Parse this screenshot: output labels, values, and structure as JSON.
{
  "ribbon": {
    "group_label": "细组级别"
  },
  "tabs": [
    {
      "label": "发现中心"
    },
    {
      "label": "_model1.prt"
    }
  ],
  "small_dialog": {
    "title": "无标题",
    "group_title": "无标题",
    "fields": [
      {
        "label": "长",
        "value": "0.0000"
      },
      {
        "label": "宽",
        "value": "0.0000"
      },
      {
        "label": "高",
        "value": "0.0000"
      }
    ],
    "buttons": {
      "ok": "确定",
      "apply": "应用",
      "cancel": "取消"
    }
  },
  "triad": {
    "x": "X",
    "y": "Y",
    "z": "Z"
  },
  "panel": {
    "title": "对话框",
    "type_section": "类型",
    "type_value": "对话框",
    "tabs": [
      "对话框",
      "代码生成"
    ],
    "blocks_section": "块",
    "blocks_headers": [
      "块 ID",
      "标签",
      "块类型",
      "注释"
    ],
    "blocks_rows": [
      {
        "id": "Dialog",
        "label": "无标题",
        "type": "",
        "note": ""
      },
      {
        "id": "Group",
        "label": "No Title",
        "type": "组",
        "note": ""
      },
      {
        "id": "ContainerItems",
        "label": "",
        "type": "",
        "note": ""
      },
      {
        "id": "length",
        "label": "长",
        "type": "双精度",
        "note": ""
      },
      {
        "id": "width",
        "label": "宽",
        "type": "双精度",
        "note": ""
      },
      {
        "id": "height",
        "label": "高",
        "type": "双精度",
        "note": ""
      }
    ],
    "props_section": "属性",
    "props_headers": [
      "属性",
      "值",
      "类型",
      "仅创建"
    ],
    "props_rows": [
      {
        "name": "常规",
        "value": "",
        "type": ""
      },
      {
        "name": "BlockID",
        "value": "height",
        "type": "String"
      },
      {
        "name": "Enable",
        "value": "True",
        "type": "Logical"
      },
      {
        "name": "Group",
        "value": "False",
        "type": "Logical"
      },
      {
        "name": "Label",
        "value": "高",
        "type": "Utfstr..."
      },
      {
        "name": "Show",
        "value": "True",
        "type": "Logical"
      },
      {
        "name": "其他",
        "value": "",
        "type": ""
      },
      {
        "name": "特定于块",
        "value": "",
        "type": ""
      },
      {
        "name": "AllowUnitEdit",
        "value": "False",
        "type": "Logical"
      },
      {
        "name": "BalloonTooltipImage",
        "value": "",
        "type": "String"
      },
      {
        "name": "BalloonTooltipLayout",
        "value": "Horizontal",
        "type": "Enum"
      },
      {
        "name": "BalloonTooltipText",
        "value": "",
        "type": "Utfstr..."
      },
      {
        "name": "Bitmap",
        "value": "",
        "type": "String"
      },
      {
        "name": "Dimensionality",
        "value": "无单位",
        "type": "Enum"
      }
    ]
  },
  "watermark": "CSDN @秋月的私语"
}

□ □ □ □ □ □ □

**What you have to do**
Reproduce the full listing word for word.

**Right answer**
Parse this screenshot: output labels, values, and structure as JSON.
{
  "ribbon": {
    "group_label": "细组级别"
  },
  "tabs": [
    {
      "label": "发现中心"
    },
    {
      "label": "_model1.prt"
    }
  ],
  "small_dialog": {
    "title": "无标题",
    "group_title": "无标题",
    "fields": [
      {
        "label": "长",
        "value": "0.0000"
      },
      {
        "label": "宽",
        "value": "0.0000"
      },
      {
        "label": "高",
        "value": "0.0000"
      }
    ],
    "buttons": {
      "ok": "确定",
      "apply": "应用",
      "cancel": "取消"
    }
  },
  "triad": {
    "x": "X",
    "y": "Y",
    "z": "Z"
  },
  "panel": {
    "title": "对话框",
    "type_section": "类型",
    "type_value": "对话框",
    "tabs": [
      "对话框",
      "代码生成"
    ],
    "blocks_section": "块",
    "blocks_headers": [
      "块 ID",
      "标签",
      "块类型",
      "注释"
    ],
    "blocks_rows": [
      {
        "id": "Dialog",
        "label": "无标题",
        "type": "",
        "note": ""
      },
      {
        "id": "Group",
        "label": "No Title",
        "type": "组",
        "note": ""
      },
      {
        "id": "ContainerItems",
        "label": "",
        "type": "",
        "note": ""
      },
      {
        "id": "length",
        "label": "长",
        "type": "双精度",
        "note": ""
      },
      {
        "id": "width",
        "label": "宽",
        "type": "双精度",
        "note": ""
      },
      {
        "id": "height",
        "label": "高",
        "type": "双精度",
        "note": ""
      }
    ],
    "props_section": "属性",
    "props_headers": [
      "属性",
      "值",
      "类型",
      "仅创建"
    ],
    "props_rows": [
      {
        "name": "常规",
        "value": "",
        "type": ""
      },
      {
        "name": "BlockID",
        "value": "height",
        "type": "String"
      },
      {
        "name": "Enable",
        "value": "True",
        "type": "Logical"
      },
      {
        "name": "Group",
        "value": "False",
        "type": "Logical"
      },
      {
        "name": "Label",
        "value": "高",
        "type": "Utfstr..."
      },
      {
        "name": "Show",
        "value": "True",
        "type": "Logical"
      },
      {
        "name": "其他",
        "value": "",
        "type": ""
      },
      {
        "name": "特定于块",
        "value": "",
        "type": ""
      },
      {
        "name": "AllowUnitEdit",
        "value": "False",
        "type": "Logical"
      },
      {
        "name": "BalloonTooltipImage",
        "value": "",
        "type": "String"
      },
      {
        "name": "BalloonTooltipLayout",
        "value": "Horizontal",
        "type": "Enum"
      },
      {
        "name": "BalloonTooltipText",
        "value": "",
        "type": "Utfstr..."
      },
      {
        "name": "Bitmap",
        "value": "",
        "type": "String"
      },
      {
        "name": "Dimensionality",
        "value": "无单位",
        "type": "Enum"
      }
    ]
  },
  "watermark": "CSDN @秋月的私语"
}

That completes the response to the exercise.